◆ Supplied material ◆
— start —
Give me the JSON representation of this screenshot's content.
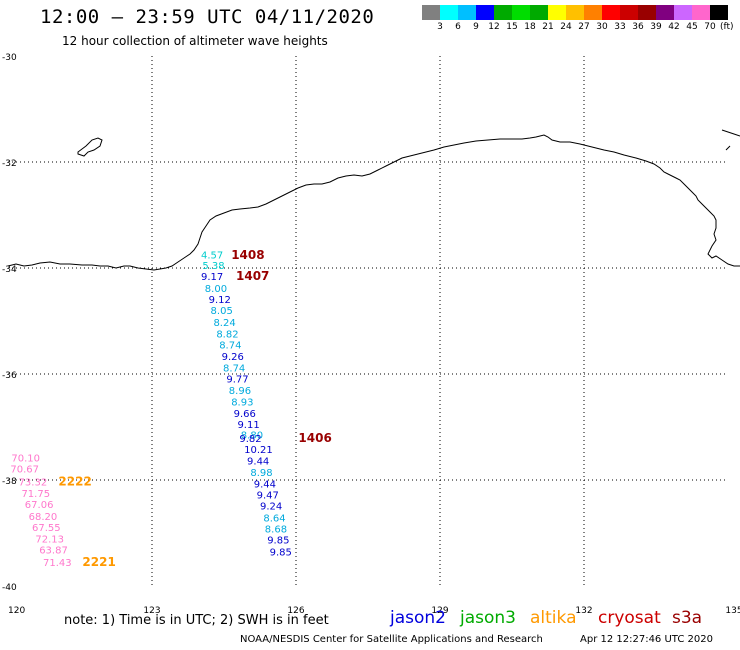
{
  "header": {
    "title": "12:00 – 23:59 UTC 04/11/2020",
    "subtitle": "12 hour collection of altimeter wave heights"
  },
  "colorbar": {
    "colors": [
      "#808080",
      "#00ffff",
      "#00bfff",
      "#0000ff",
      "#00aa00",
      "#00dd00",
      "#00aa00",
      "#ffff00",
      "#ffc000",
      "#ff8000",
      "#ff0000",
      "#cc0000",
      "#990000",
      "#800080",
      "#cc66ff",
      "#ff66cc",
      "#000000"
    ],
    "labels": [
      "3",
      "6",
      "9",
      "12",
      "15",
      "18",
      "21",
      "24",
      "27",
      "30",
      "33",
      "36",
      "39",
      "42",
      "45",
      "70"
    ],
    "unit": "(ft)"
  },
  "map": {
    "lat_labels": [
      "-30",
      "-32",
      "-34",
      "-36",
      "-38",
      "-40"
    ],
    "lon_labels": [
      "120",
      "123",
      "126",
      "129",
      "132",
      "135"
    ],
    "points": [
      {
        "text": "4.57",
        "color": "#00cccc",
        "lon": 124.02,
        "lat": -33.82
      },
      {
        "text": "5.38",
        "color": "#00cccc",
        "lon": 124.05,
        "lat": -34.02
      },
      {
        "text": "9.17",
        "color": "#0000cc",
        "lon": 124.02,
        "lat": -34.23
      },
      {
        "text": "8.00",
        "color": "#00aadd",
        "lon": 124.1,
        "lat": -34.45
      },
      {
        "text": "9.12",
        "color": "#0000cc",
        "lon": 124.18,
        "lat": -34.66
      },
      {
        "text": "8.05",
        "color": "#00aadd",
        "lon": 124.22,
        "lat": -34.87
      },
      {
        "text": "8.24",
        "color": "#00aadd",
        "lon": 124.28,
        "lat": -35.09
      },
      {
        "text": "8.82",
        "color": "#00aadd",
        "lon": 124.34,
        "lat": -35.31
      },
      {
        "text": "8.74",
        "color": "#00aadd",
        "lon": 124.4,
        "lat": -35.52
      },
      {
        "text": "9.26",
        "color": "#0000cc",
        "lon": 124.45,
        "lat": -35.74
      },
      {
        "text": "8.74",
        "color": "#00aadd",
        "lon": 124.48,
        "lat": -35.95
      },
      {
        "text": "9.77",
        "color": "#0000cc",
        "lon": 124.55,
        "lat": -36.16
      },
      {
        "text": "8.96",
        "color": "#00aadd",
        "lon": 124.6,
        "lat": -36.38
      },
      {
        "text": "8.93",
        "color": "#00aadd",
        "lon": 124.65,
        "lat": -36.59
      },
      {
        "text": "9.66",
        "color": "#0000cc",
        "lon": 124.7,
        "lat": -36.81
      },
      {
        "text": "9.11",
        "color": "#0000cc",
        "lon": 124.78,
        "lat": -37.02
      },
      {
        "text": "8.80",
        "color": "#00aadd",
        "lon": 124.85,
        "lat": -37.22
      },
      {
        "text": "9.82",
        "color": "#0000cc",
        "lon": 124.82,
        "lat": -37.28
      },
      {
        "text": "10.21",
        "color": "#0000cc",
        "lon": 124.92,
        "lat": -37.49
      },
      {
        "text": "9.44",
        "color": "#0000cc",
        "lon": 124.98,
        "lat": -37.71
      },
      {
        "text": "8.98",
        "color": "#00aadd",
        "lon": 125.05,
        "lat": -37.92
      },
      {
        "text": "9.44",
        "color": "#0000cc",
        "lon": 125.12,
        "lat": -38.14
      },
      {
        "text": "9.47",
        "color": "#0000cc",
        "lon": 125.18,
        "lat": -38.35
      },
      {
        "text": "9.24",
        "color": "#0000cc",
        "lon": 125.25,
        "lat": -38.56
      },
      {
        "text": "8.64",
        "color": "#00aadd",
        "lon": 125.32,
        "lat": -38.78
      },
      {
        "text": "8.68",
        "color": "#00aadd",
        "lon": 125.35,
        "lat": -38.99
      },
      {
        "text": "9.85",
        "color": "#0000cc",
        "lon": 125.4,
        "lat": -39.2
      },
      {
        "text": "9.85",
        "color": "#0000cc",
        "lon": 125.45,
        "lat": -39.42
      },
      {
        "text": "70.10",
        "color": "#ff77cc",
        "lon": 120.07,
        "lat": -37.65
      },
      {
        "text": "70.67",
        "color": "#ff77cc",
        "lon": 120.05,
        "lat": -37.86
      },
      {
        "text": "73.32",
        "color": "#ff77cc",
        "lon": 120.22,
        "lat": -38.1
      },
      {
        "text": "71.75",
        "color": "#ff77cc",
        "lon": 120.28,
        "lat": -38.32
      },
      {
        "text": "67.06",
        "color": "#ff77cc",
        "lon": 120.35,
        "lat": -38.53
      },
      {
        "text": "68.20",
        "color": "#ff77cc",
        "lon": 120.43,
        "lat": -38.75
      },
      {
        "text": "67.55",
        "color": "#ff77cc",
        "lon": 120.5,
        "lat": -38.96
      },
      {
        "text": "72.13",
        "color": "#ff77cc",
        "lon": 120.57,
        "lat": -39.18
      },
      {
        "text": "63.87",
        "color": "#ff77cc",
        "lon": 120.65,
        "lat": -39.39
      },
      {
        "text": "71.43",
        "color": "#ff77cc",
        "lon": 120.73,
        "lat": -39.62
      }
    ],
    "pass_labels": [
      {
        "text": "1408",
        "color": "#990000",
        "lon": 124.65,
        "lat": -33.83
      },
      {
        "text": "1407",
        "color": "#990000",
        "lon": 124.75,
        "lat": -34.23
      },
      {
        "text": "1406",
        "color": "#990000",
        "lon": 126.05,
        "lat": -37.28
      },
      {
        "text": "2222",
        "color": "#ff9900",
        "lon": 121.05,
        "lat": -38.1
      },
      {
        "text": "2221",
        "color": "#ff9900",
        "lon": 121.55,
        "lat": -39.62
      }
    ]
  },
  "footer": {
    "note": "note:  1) Time is in UTC;  2) SWH is in feet",
    "legend": [
      {
        "name": "jason2",
        "color": "#0000dd"
      },
      {
        "name": "jason3",
        "color": "#00aa00"
      },
      {
        "name": "altika",
        "color": "#ff9900"
      },
      {
        "name": "cryosat",
        "color": "#cc0000"
      },
      {
        "name": "s3a",
        "color": "#990000"
      }
    ],
    "credit": "NOAA/NESDIS Center for Satellite Applications and Research",
    "timestamp": "Apr 12 12:27:46 UTC 2020"
  }
}
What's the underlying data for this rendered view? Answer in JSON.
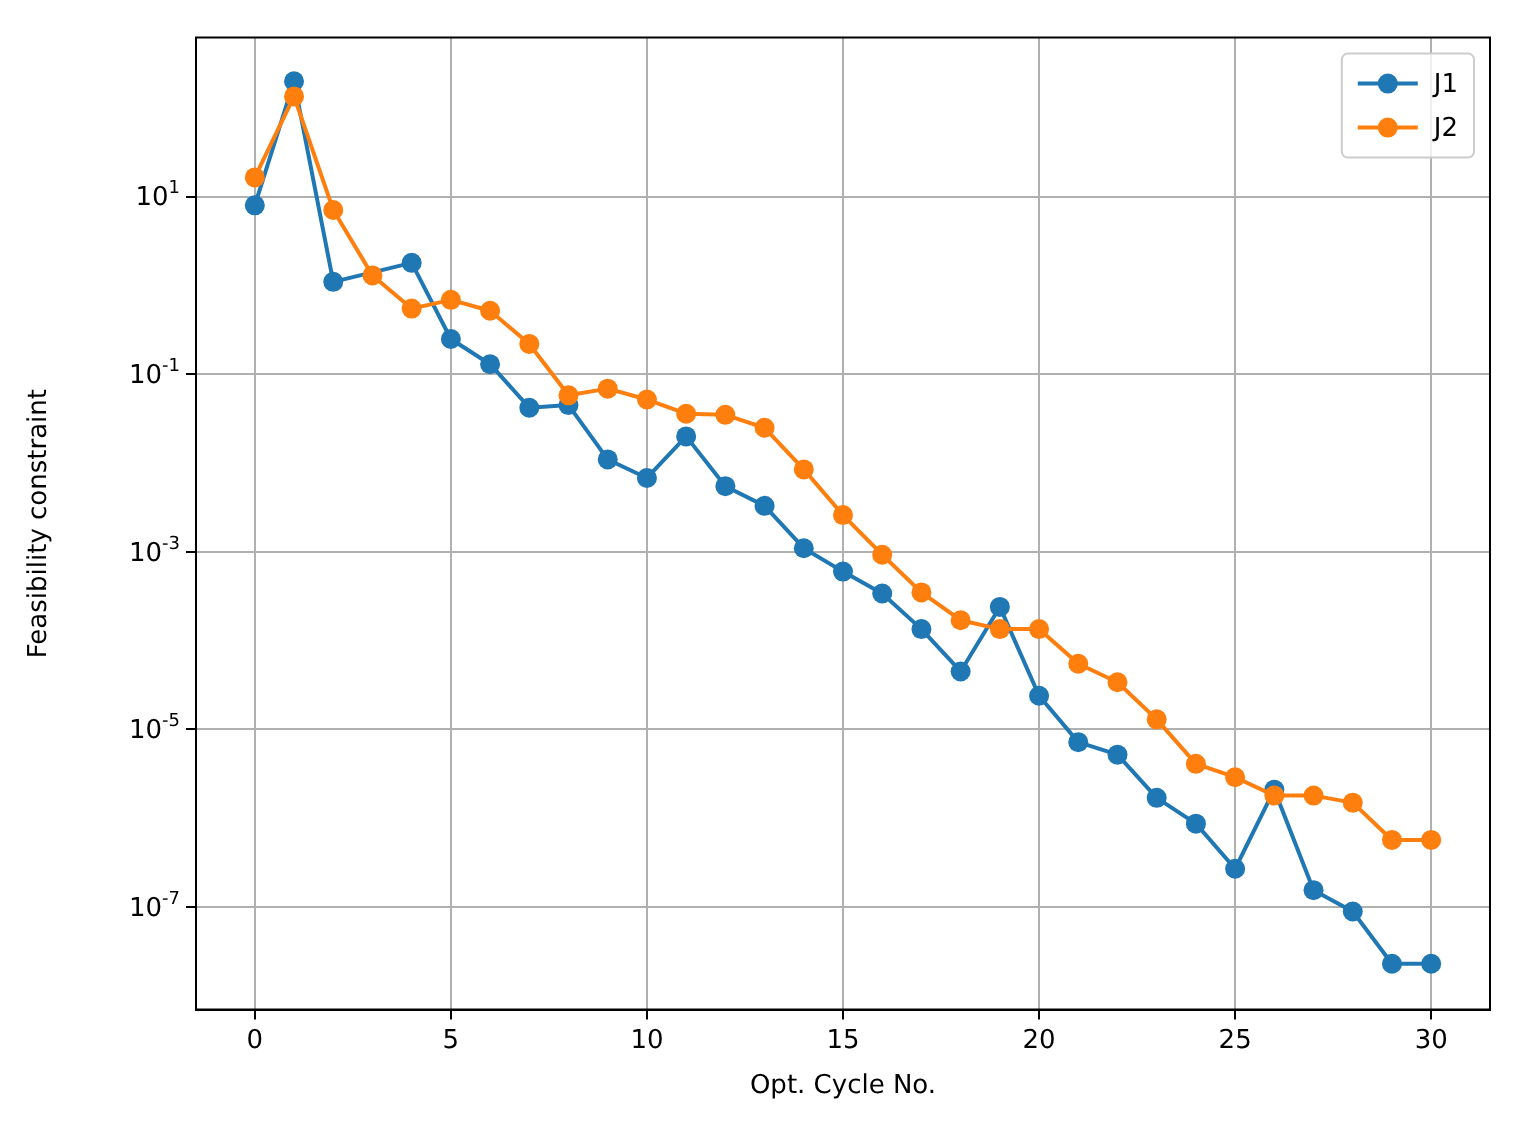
{
  "chart_data": {
    "type": "line",
    "xlabel": "Opt. Cycle No.",
    "ylabel": "Feasibility constraint",
    "x": [
      0,
      1,
      2,
      3,
      4,
      5,
      6,
      7,
      8,
      9,
      10,
      11,
      12,
      13,
      14,
      15,
      16,
      17,
      18,
      19,
      20,
      21,
      22,
      23,
      24,
      25,
      26,
      27,
      28,
      29,
      30
    ],
    "series": [
      {
        "name": "J1",
        "color": "#1f77b4",
        "values": [
          8,
          200,
          1.1,
          null,
          1.8,
          0.25,
          0.13,
          0.042,
          0.045,
          0.011,
          0.0068,
          0.02,
          0.0055,
          0.0033,
          0.0011,
          0.0006,
          0.00034,
          0.000135,
          4.5e-05,
          0.00024,
          2.4e-05,
          7.2e-06,
          5.2e-06,
          1.7e-06,
          8.7e-07,
          2.7e-07,
          2.1e-06,
          1.55e-07,
          8.9e-08,
          2.3e-08,
          2.3e-08
        ]
      },
      {
        "name": "J2",
        "color": "#ff7f0e",
        "values": [
          16.5,
          135,
          7.1,
          1.3,
          0.55,
          0.69,
          0.52,
          0.22,
          0.058,
          0.069,
          0.052,
          0.036,
          0.035,
          0.025,
          0.0085,
          0.0026,
          0.00093,
          0.00035,
          0.00017,
          0.000135,
          0.000135,
          5.5e-05,
          3.4e-05,
          1.3e-05,
          4.1e-06,
          2.9e-06,
          1.8e-06,
          1.8e-06,
          1.5e-06,
          5.7e-07,
          5.7e-07
        ]
      }
    ],
    "log": true,
    "xlim": [
      -1.5,
      31.5
    ],
    "ylim": [
      7.4e-09,
      620
    ],
    "xticks": [
      0,
      5,
      10,
      15,
      20,
      25,
      30
    ],
    "yticks": [
      {
        "value": 10,
        "label": "10$^{1}$"
      },
      {
        "value": 0.1,
        "label": "10$^{-1}$"
      },
      {
        "value": 0.001,
        "label": "10$^{-3}$"
      },
      {
        "value": 1e-05,
        "label": "10$^{-5}$"
      },
      {
        "value": 1e-07,
        "label": "10$^{-7}$"
      }
    ],
    "grid": true,
    "legend": "top right",
    "marker": "circle",
    "line_style": "solid"
  }
}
— end —
Show the lines of the data that hold the word "name".

◆ Expected output ◆
        "name": "jason2",
        "name": "jason3",
        "name": "altika",
        "name": "cryosat",
        "name": "s3a",
        "name": "J1",
        "name": "J2",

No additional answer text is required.